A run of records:

+++++

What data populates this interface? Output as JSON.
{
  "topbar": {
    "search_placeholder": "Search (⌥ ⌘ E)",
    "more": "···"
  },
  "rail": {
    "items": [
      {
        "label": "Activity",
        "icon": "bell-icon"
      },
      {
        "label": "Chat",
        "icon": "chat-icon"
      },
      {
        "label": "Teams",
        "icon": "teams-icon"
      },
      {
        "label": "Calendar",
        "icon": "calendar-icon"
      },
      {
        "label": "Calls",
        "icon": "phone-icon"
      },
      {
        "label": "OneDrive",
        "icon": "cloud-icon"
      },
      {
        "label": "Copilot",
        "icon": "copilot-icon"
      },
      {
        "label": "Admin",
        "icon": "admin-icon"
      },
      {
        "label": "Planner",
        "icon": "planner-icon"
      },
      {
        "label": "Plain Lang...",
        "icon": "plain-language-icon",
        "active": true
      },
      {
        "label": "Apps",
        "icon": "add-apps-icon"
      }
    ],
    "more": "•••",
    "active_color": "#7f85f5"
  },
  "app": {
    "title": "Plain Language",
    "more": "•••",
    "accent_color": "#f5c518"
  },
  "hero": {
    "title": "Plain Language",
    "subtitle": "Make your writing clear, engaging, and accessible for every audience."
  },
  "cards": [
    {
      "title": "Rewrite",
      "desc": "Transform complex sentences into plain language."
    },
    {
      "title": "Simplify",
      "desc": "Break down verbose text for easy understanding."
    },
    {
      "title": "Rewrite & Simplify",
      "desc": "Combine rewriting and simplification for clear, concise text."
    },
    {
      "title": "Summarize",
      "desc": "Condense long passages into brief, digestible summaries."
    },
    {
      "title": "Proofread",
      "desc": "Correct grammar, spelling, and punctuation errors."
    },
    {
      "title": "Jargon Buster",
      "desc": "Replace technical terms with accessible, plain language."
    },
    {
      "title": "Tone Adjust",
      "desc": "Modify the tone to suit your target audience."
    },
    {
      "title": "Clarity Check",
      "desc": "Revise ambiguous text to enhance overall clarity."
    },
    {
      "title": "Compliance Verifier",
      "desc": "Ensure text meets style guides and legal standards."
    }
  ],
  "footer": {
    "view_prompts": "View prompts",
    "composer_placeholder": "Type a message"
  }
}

+++++

Reproduce each line verbatim.

- **PROBLEM SOLUTION**:
What data populates this interface? Output as JSON.
{
  "topbar": {
    "search_placeholder": "Search (⌥ ⌘ E)",
    "more": "···"
  },
  "rail": {
    "items": [
      {
        "label": "Activity",
        "icon": "bell-icon"
      },
      {
        "label": "Chat",
        "icon": "chat-icon"
      },
      {
        "label": "Teams",
        "icon": "teams-icon"
      },
      {
        "label": "Calendar",
        "icon": "calendar-icon"
      },
      {
        "label": "Calls",
        "icon": "phone-icon"
      },
      {
        "label": "OneDrive",
        "icon": "cloud-icon"
      },
      {
        "label": "Copilot",
        "icon": "copilot-icon"
      },
      {
        "label": "Admin",
        "icon": "admin-icon"
      },
      {
        "label": "Planner",
        "icon": "planner-icon"
      },
      {
        "label": "Plain Lang...",
        "icon": "plain-language-icon",
        "active": true
      },
      {
        "label": "Apps",
        "icon": "add-apps-icon"
      }
    ],
    "more": "•••",
    "active_color": "#7f85f5"
  },
  "app": {
    "title": "Plain Language",
    "more": "•••",
    "accent_color": "#f5c518"
  },
  "hero": {
    "title": "Plain Language",
    "subtitle": "Make your writing clear, engaging, and accessible for every audience."
  },
  "cards": [
    {
      "title": "Rewrite",
      "desc": "Transform complex sentences into plain language."
    },
    {
      "title": "Simplify",
      "desc": "Break down verbose text for easy understanding."
    },
    {
      "title": "Rewrite & Simplify",
      "desc": "Combine rewriting and simplification for clear, concise text."
    },
    {
      "title": "Summarize",
      "desc": "Condense long passages into brief, digestible summaries."
    },
    {
      "title": "Proofread",
      "desc": "Correct grammar, spelling, and punctuation errors."
    },
    {
      "title": "Jargon Buster",
      "desc": "Replace technical terms with accessible, plain language."
    },
    {
      "title": "Tone Adjust",
      "desc": "Modify the tone to suit your target audience."
    },
    {
      "title": "Clarity Check",
      "desc": "Revise ambiguous text to enhance overall clarity."
    },
    {
      "title": "Compliance Verifier",
      "desc": "Ensure text meets style guides and legal standards."
    }
  ],
  "footer": {
    "view_prompts": "View prompts",
    "composer_placeholder": "Type a message"
  }
}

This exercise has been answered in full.